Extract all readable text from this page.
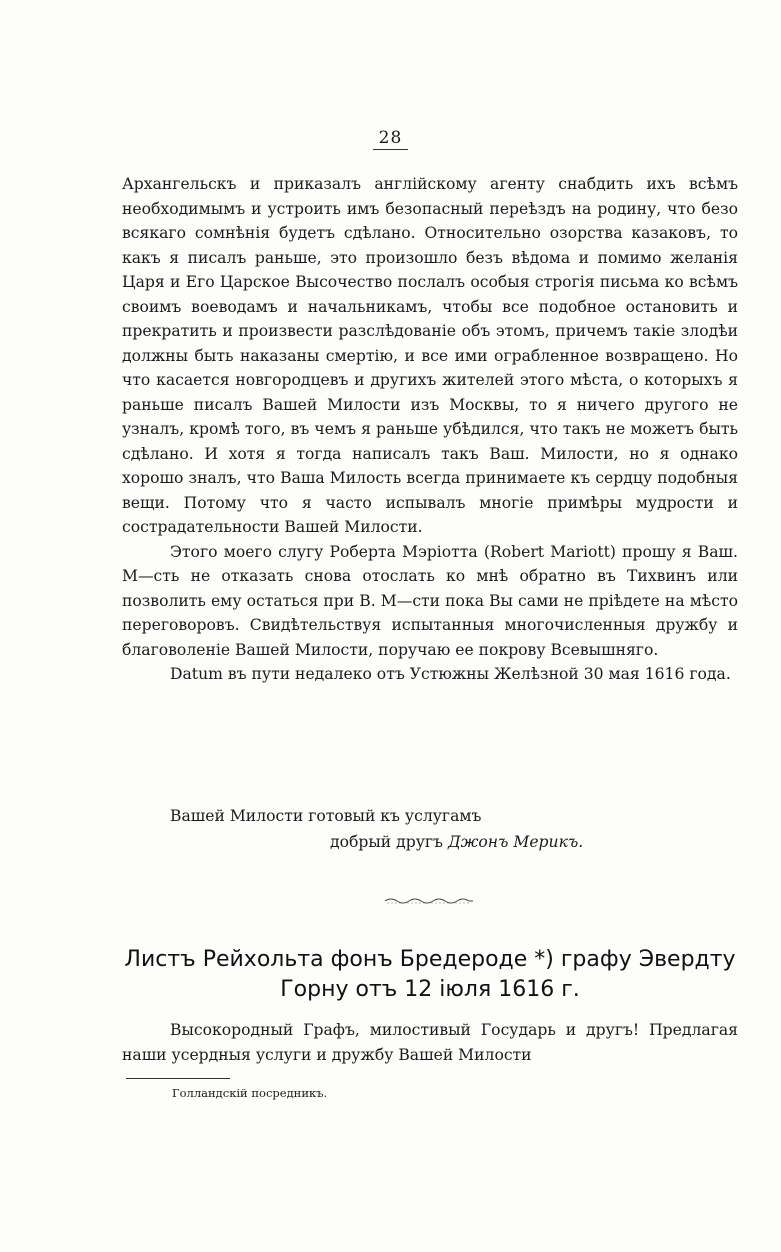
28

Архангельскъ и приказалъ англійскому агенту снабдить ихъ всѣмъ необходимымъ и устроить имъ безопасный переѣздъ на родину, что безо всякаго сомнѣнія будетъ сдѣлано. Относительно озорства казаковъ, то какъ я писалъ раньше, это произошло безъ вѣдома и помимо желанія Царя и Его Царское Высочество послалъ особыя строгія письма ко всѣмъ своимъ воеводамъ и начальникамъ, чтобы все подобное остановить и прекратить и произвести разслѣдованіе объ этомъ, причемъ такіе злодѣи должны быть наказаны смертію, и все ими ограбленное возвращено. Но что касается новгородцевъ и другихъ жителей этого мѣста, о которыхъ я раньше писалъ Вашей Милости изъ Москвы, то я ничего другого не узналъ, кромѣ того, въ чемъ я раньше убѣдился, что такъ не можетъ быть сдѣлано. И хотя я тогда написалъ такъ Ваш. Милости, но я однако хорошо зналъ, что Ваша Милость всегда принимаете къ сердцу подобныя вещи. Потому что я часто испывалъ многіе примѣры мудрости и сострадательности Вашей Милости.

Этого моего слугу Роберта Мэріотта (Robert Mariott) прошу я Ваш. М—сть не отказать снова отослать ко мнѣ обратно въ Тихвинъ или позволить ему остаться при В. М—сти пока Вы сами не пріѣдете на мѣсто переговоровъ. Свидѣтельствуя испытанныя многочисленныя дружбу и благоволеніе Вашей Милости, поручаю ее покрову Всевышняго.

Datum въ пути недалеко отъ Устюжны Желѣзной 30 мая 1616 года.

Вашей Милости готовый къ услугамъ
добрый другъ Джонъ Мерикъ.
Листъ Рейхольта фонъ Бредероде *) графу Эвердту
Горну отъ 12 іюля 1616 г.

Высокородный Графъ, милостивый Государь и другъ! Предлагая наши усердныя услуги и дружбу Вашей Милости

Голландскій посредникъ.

● Given request: Write out each entry exactly as given, but skip the pictures.

● Solved problem:
Extract all readable text from this page.
28

Архангельскъ и приказалъ англійскому агенту снабдить ихъ всѣмъ необходимымъ и устроить имъ безопасный переѣздъ на родину, что безо всякаго сомнѣнія будетъ сдѣлано. Относительно озорства казаковъ, то какъ я писалъ раньше, это произошло безъ вѣдома и помимо желанія Царя и Его Царское Высочество послалъ особыя строгія письма ко всѣмъ своимъ воеводамъ и начальникамъ, чтобы все подобное остановить и прекратить и произвести разслѣдованіе объ этомъ, причемъ такіе злодѣи должны быть наказаны смертію, и все ими ограбленное возвращено. Но что касается новгородцевъ и другихъ жителей этого мѣста, о которыхъ я раньше писалъ Вашей Милости изъ Москвы, то я ничего другого не узналъ, кромѣ того, въ чемъ я раньше убѣдился, что такъ не можетъ быть сдѣлано. И хотя я тогда написалъ такъ Ваш. Милости, но я однако хорошо зналъ, что Ваша Милость всегда принимаете къ сердцу подобныя вещи. Потому что я часто испывалъ многіе примѣры мудрости и сострадательности Вашей Милости.

Этого моего слугу Роберта Мэріотта (Robert Mariott) прошу я Ваш. М—сть не отказать снова отослать ко мнѣ обратно въ Тихвинъ или позволить ему остаться при В. М—сти пока Вы сами не пріѣдете на мѣсто переговоровъ. Свидѣтельствуя испытанныя многочисленныя дружбу и благоволеніе Вашей Милости, поручаю ее покрову Всевышняго.

Datum въ пути недалеко отъ Устюжны Желѣзной 30 мая 1616 года.

Вашей Милости готовый къ услугамъ
добрый другъ Джонъ Мерикъ.
Листъ Рейхольта фонъ Бредероде *) графу Эвердту
Горну отъ 12 іюля 1616 г.

Высокородный Графъ, милостивый Государь и другъ! Предлагая наши усердныя услуги и дружбу Вашей Милости

Голландскій посредникъ.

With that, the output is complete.